Work to do -
Every line of the data that contains the string "Number" must be copied.
-- START Supplied records --
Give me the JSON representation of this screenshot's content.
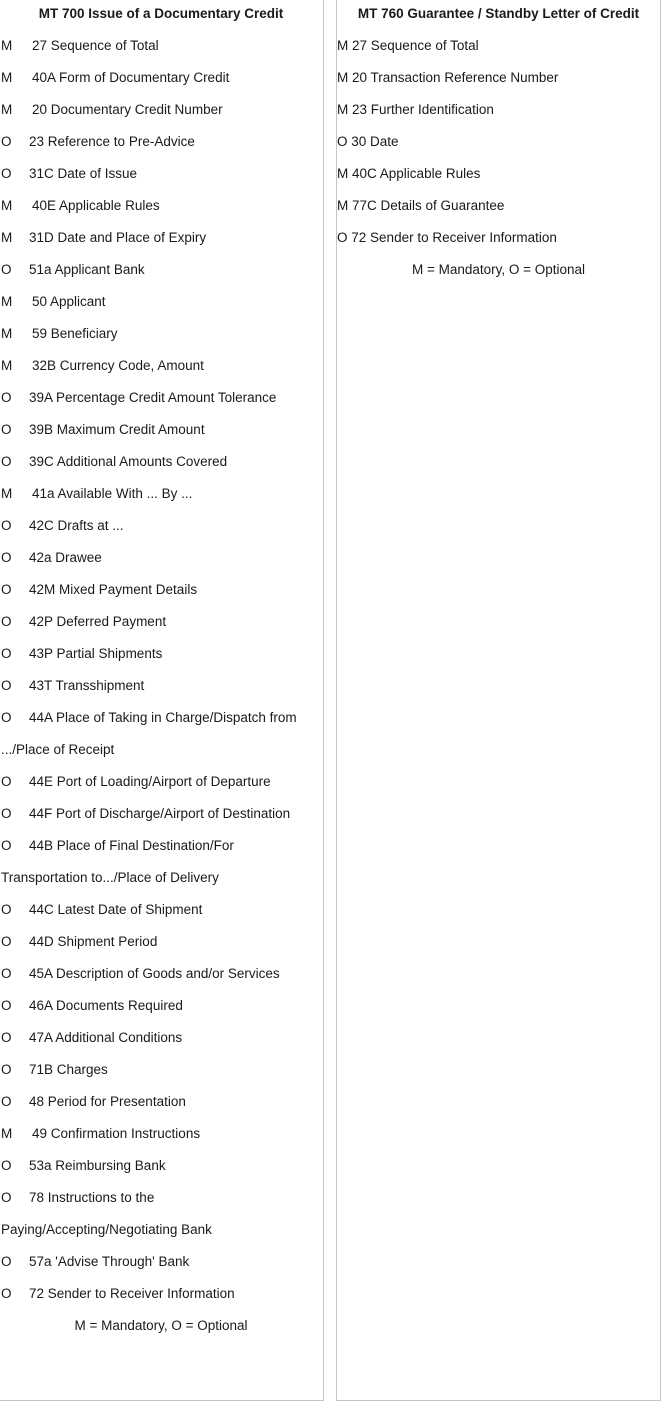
{
  "left": {
    "title": "MT 700 Issue of a Documentary Credit",
    "rows": [
      {
        "flag": "M",
        "text": "27 Sequence of Total"
      },
      {
        "flag": "M",
        "text": "40A Form of Documentary Credit"
      },
      {
        "flag": "M",
        "text": "20 Documentary Credit Number"
      },
      {
        "flag": "O",
        "text": "23 Reference to Pre-Advice"
      },
      {
        "flag": "O",
        "text": "31C Date of Issue"
      },
      {
        "flag": "M",
        "text": "40E Applicable Rules"
      },
      {
        "flag": "M",
        "text": "31D Date and Place of Expiry",
        "tight": true
      },
      {
        "flag": "O",
        "text": "51a Applicant Bank"
      },
      {
        "flag": "M",
        "text": "50 Applicant"
      },
      {
        "flag": "M",
        "text": "59 Beneficiary"
      },
      {
        "flag": "M",
        "text": "32B Currency Code, Amount"
      },
      {
        "flag": "O",
        "text": "39A Percentage Credit Amount Tolerance"
      },
      {
        "flag": "O",
        "text": "39B Maximum Credit Amount"
      },
      {
        "flag": "O",
        "text": "39C Additional Amounts Covered"
      },
      {
        "flag": "M",
        "text": "41a Available With ... By ..."
      },
      {
        "flag": "O",
        "text": "42C Drafts at ..."
      },
      {
        "flag": "O",
        "text": "42a Drawee"
      },
      {
        "flag": "O",
        "text": "42M Mixed Payment Details"
      },
      {
        "flag": "O",
        "text": "42P Deferred Payment"
      },
      {
        "flag": "O",
        "text": "43P Partial Shipments"
      },
      {
        "flag": "O",
        "text": "43T Transshipment"
      },
      {
        "flag": "O",
        "text": "44A Place of Taking in Charge/Dispatch from",
        "cont": ".../Place of Receipt"
      },
      {
        "flag": "O",
        "text": "44E Port of Loading/Airport of Departure"
      },
      {
        "flag": "O",
        "text": "44F Port of Discharge/Airport of Destination"
      },
      {
        "flag": "O",
        "text": "44B Place of Final Destination/For",
        "cont": "Transportation to.../Place of Delivery"
      },
      {
        "flag": "O",
        "text": "44C Latest Date of Shipment"
      },
      {
        "flag": "O",
        "text": "44D Shipment Period"
      },
      {
        "flag": "O",
        "text": "45A Description of Goods and/or Services"
      },
      {
        "flag": "O",
        "text": "46A Documents Required"
      },
      {
        "flag": "O",
        "text": "47A Additional Conditions"
      },
      {
        "flag": "O",
        "text": "71B Charges"
      },
      {
        "flag": "O",
        "text": "48 Period for Presentation"
      },
      {
        "flag": "M",
        "text": "49 Confirmation Instructions"
      },
      {
        "flag": "O",
        "text": "53a Reimbursing Bank"
      },
      {
        "flag": "O",
        "text": "78 Instructions to the",
        "cont": "Paying/Accepting/Negotiating Bank"
      },
      {
        "flag": "O",
        "text": "57a 'Advise Through' Bank"
      },
      {
        "flag": "O",
        "text": "72 Sender to Receiver Information"
      }
    ],
    "legend": "M = Mandatory, O = Optional"
  },
  "right": {
    "title": "MT 760 Guarantee / Standby Letter of Credit",
    "rows": [
      {
        "flag": "M",
        "text": "27 Sequence of Total"
      },
      {
        "flag": "M",
        "text": "20 Transaction Reference Number"
      },
      {
        "flag": "M",
        "text": "23 Further Identification"
      },
      {
        "flag": "O",
        "text": "30 Date"
      },
      {
        "flag": "M",
        "text": "40C Applicable Rules"
      },
      {
        "flag": "M",
        "text": "77C Details of Guarantee"
      },
      {
        "flag": "O",
        "text": "72 Sender to Receiver Information"
      }
    ],
    "legend": "M = Mandatory, O = Optional"
  }
}
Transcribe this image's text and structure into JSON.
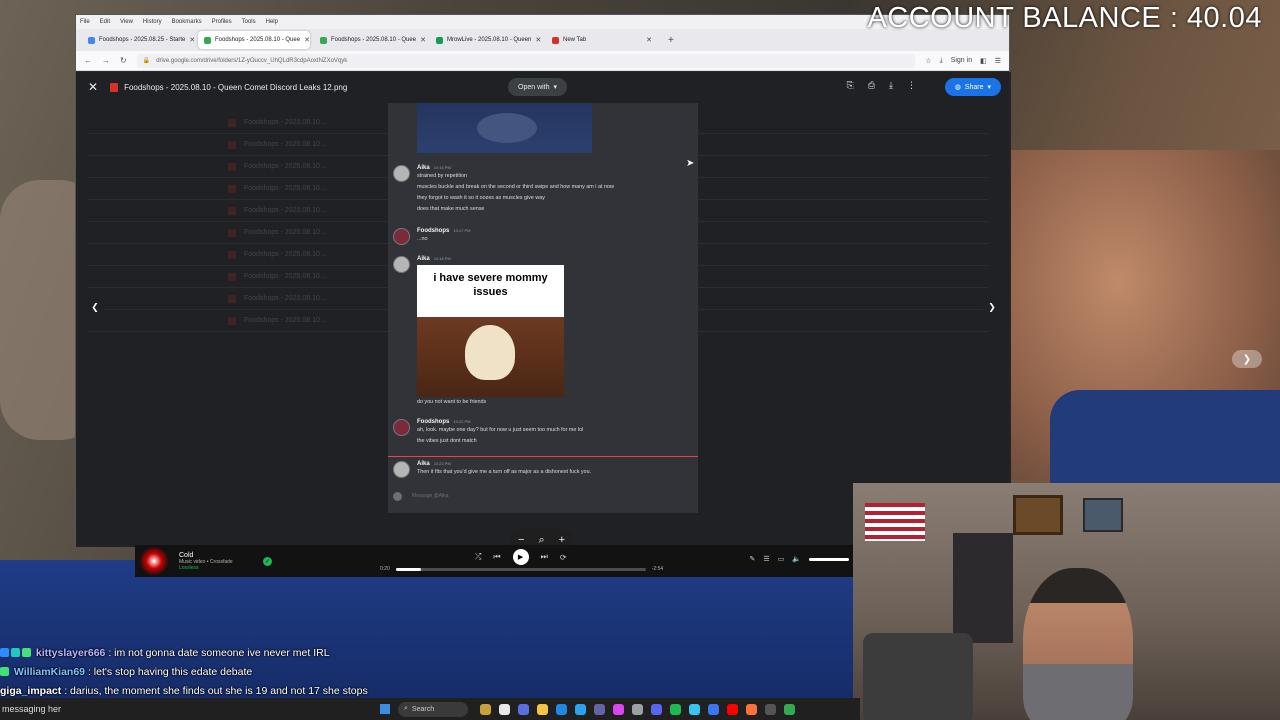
{
  "overlay": {
    "balance": "ACCOUNT BALANCE : 40.04"
  },
  "browser": {
    "menu": [
      "File",
      "Edit",
      "View",
      "History",
      "Bookmarks",
      "Profiles",
      "Tools",
      "Help"
    ],
    "tabs": [
      {
        "label": "Foodshops - 2025.08.25 - Starte",
        "color": "#4285f4",
        "active": false
      },
      {
        "label": "Foodshops - 2025.08.10 - Quee",
        "color": "#34a853",
        "active": true
      },
      {
        "label": "Foodshops - 2025.08.10 - Quee",
        "color": "#34a853",
        "active": false
      },
      {
        "label": "MrowLive - 2025.08.10 - Queen",
        "color": "#0f9d58",
        "active": false
      },
      {
        "label": "New Tab",
        "color": "#d93025",
        "active": false
      }
    ],
    "url": "drive.google.com/drive/folders/1Z-yOuccv_UhQLdR3cdpAoxtNZXoVqyk",
    "sign_in": "Sign in"
  },
  "viewer": {
    "file_title": "Foodshops - 2025.08.10 - Queen Comet Discord Leaks 12.png",
    "open_with": "Open with",
    "share": "Share",
    "bg_title": "Foodshops - 2025.08.10 ..."
  },
  "discord": {
    "messages": [
      {
        "user": "Aika",
        "time": "10:16 PM",
        "lines": [
          "strained by repetition",
          "muscles buckle and break on the second or third swipe and how many am i at now",
          "they forgot to wash it so it oozes as muscles give way",
          "does that make much sense"
        ]
      },
      {
        "user": "Foodshops",
        "time": "10:17 PM",
        "lines": [
          "...no"
        ]
      },
      {
        "user": "Aika",
        "time": "10:18 PM",
        "meme_text": "i have severe mommy issues",
        "lines_after": [
          "do you not want to be friends"
        ]
      },
      {
        "user": "Foodshops",
        "time": "10:22 PM",
        "lines": [
          "ah, look. maybe one day? but for now u just seem too much for me lol",
          "the vibes just dont match"
        ]
      },
      {
        "user": "Aika",
        "time": "10:23 PM",
        "lines": [
          "Then it fits that you'd give me a turn off as major as a dishonest fuck you."
        ]
      }
    ],
    "input_placeholder": "Message @Aika"
  },
  "player": {
    "track": "Cold",
    "subtitle": "Music video • Crossfade",
    "quality": "Lossless",
    "elapsed": "0:20",
    "remaining": "-2:54",
    "progress": 0.0993
  },
  "chat": [
    {
      "user": "kittyslayer666",
      "user_color": "#b9b6ff",
      "text": "im not gonna date someone ive never met IRL"
    },
    {
      "user": "WilliamKian69",
      "user_color": "#7dc3ff",
      "text": "let's stop having this edate debate"
    },
    {
      "user": "giga_impact",
      "user_color": "#ffffff",
      "text": "darius, the moment she finds out she is 19 and not 17 she stops"
    }
  ],
  "taskbar": {
    "preview": "messaging her",
    "search": "Search"
  }
}
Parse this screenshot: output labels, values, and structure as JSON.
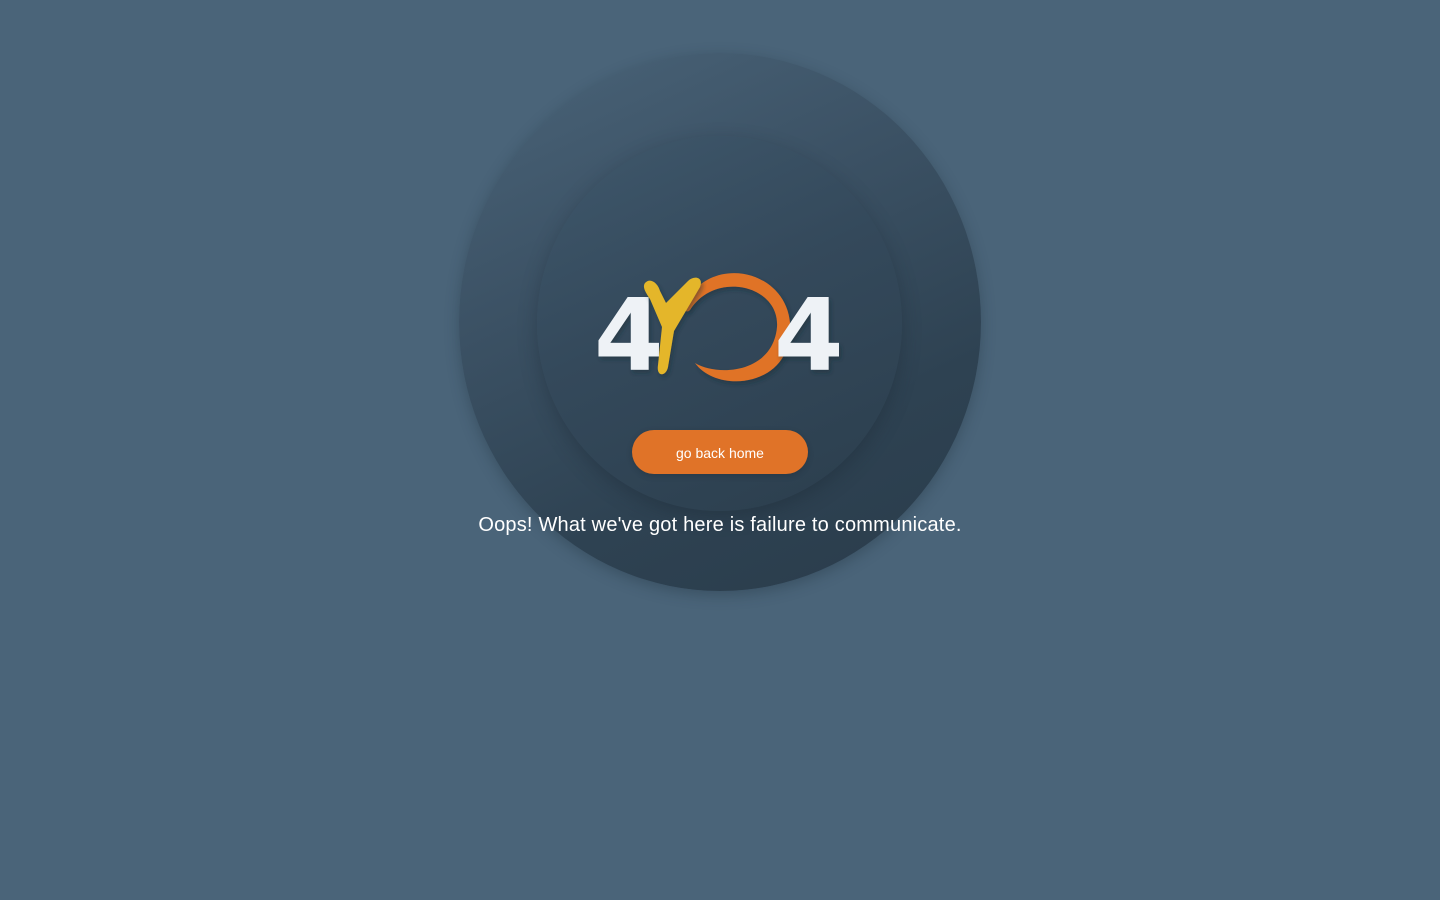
{
  "logo": {
    "digit_left": "4",
    "digit_right": "4"
  },
  "actions": {
    "home_label": "go back home"
  },
  "message": {
    "text": "Oops! What we've got here is failure to communicate."
  },
  "colors": {
    "background": "#4a6479",
    "accent_orange": "#e07328",
    "accent_yellow": "#e4b62a",
    "digit_white": "#eef2f6"
  }
}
-- END Supplied records --
Answer to the task -
        "text": "20 Documentary Credit Number"
        "text": "20 Transaction Reference Number"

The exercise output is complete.